- [What is asked]:
Scan the lines below for "screenshot"; report the number of lines that contain it, and only that.

- [Data provided]:
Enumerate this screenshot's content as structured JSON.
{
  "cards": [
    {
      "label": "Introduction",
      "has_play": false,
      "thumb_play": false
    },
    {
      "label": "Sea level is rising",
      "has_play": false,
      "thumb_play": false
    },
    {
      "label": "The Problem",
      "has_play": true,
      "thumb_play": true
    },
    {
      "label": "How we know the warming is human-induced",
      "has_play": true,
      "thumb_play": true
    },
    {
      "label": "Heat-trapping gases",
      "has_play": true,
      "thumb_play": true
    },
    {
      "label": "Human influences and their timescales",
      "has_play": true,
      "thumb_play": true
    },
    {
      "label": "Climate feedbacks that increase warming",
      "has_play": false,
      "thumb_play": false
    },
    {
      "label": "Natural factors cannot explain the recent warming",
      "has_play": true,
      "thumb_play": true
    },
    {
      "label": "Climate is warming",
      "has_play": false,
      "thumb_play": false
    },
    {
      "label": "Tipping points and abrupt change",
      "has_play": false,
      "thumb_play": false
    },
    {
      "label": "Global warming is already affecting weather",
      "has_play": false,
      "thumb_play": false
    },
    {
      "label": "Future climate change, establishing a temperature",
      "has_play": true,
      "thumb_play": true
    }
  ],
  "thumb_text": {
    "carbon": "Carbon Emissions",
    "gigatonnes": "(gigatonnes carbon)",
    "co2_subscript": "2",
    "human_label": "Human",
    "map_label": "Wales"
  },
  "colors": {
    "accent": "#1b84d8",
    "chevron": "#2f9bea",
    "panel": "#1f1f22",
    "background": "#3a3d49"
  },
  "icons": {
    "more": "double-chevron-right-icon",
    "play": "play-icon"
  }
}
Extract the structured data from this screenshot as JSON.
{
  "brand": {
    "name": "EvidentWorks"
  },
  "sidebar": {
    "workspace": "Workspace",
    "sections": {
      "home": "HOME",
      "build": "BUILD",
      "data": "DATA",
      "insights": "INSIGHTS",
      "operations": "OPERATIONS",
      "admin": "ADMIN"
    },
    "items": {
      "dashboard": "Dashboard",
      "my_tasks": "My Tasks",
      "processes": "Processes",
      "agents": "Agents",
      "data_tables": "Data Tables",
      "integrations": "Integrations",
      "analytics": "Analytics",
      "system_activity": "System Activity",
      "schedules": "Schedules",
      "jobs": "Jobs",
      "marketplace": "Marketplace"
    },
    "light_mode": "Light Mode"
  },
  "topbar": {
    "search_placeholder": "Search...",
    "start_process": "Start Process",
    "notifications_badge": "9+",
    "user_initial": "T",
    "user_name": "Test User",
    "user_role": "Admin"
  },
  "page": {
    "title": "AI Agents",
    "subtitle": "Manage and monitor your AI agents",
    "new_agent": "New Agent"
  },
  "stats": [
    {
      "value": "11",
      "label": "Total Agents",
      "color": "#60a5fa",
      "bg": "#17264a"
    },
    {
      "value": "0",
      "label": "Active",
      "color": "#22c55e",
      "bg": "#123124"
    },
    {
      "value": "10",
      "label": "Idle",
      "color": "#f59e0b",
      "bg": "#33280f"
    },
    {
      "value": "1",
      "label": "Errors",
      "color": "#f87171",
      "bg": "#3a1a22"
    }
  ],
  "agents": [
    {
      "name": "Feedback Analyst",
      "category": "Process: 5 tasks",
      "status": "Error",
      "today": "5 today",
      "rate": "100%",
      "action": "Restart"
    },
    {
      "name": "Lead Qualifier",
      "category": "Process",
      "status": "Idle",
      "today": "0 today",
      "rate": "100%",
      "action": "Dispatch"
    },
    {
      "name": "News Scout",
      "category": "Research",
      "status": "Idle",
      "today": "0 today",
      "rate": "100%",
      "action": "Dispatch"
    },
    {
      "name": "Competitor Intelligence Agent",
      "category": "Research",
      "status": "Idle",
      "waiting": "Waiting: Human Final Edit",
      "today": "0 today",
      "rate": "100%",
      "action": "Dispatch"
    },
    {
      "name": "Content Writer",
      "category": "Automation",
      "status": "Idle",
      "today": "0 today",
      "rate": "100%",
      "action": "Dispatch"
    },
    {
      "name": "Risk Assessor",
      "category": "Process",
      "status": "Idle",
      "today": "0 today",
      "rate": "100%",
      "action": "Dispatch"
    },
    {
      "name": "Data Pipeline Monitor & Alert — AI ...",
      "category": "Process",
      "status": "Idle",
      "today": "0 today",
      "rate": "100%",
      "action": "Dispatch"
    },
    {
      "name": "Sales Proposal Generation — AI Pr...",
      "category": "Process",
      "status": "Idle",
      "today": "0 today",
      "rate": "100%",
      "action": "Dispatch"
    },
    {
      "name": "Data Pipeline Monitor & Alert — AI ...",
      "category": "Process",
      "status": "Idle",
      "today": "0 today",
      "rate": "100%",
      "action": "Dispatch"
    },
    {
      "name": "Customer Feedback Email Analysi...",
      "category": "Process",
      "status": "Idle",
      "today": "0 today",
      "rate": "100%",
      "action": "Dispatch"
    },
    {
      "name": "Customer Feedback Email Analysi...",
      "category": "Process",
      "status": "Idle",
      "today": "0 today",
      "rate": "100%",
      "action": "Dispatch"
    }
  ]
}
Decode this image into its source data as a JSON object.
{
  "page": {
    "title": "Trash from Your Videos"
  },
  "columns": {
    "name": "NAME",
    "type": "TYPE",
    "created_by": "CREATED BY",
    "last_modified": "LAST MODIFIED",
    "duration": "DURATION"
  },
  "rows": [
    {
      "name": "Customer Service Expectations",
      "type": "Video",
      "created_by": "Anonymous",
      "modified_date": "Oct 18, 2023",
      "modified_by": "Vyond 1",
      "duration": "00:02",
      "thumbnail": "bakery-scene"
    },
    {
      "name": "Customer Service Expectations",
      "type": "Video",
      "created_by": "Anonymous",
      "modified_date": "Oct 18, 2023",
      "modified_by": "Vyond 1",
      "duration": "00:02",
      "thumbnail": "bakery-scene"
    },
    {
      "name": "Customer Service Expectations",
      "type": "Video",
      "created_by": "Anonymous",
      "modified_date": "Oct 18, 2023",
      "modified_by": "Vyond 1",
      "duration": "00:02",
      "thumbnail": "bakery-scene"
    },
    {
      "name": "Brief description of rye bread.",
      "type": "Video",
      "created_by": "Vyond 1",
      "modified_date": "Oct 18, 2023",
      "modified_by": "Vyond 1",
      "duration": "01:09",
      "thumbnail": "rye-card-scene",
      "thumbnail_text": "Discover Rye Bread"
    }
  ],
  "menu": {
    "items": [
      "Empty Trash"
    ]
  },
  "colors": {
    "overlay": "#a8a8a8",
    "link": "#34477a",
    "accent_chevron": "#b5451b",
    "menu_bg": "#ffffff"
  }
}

- [Answer to the exercise]:
2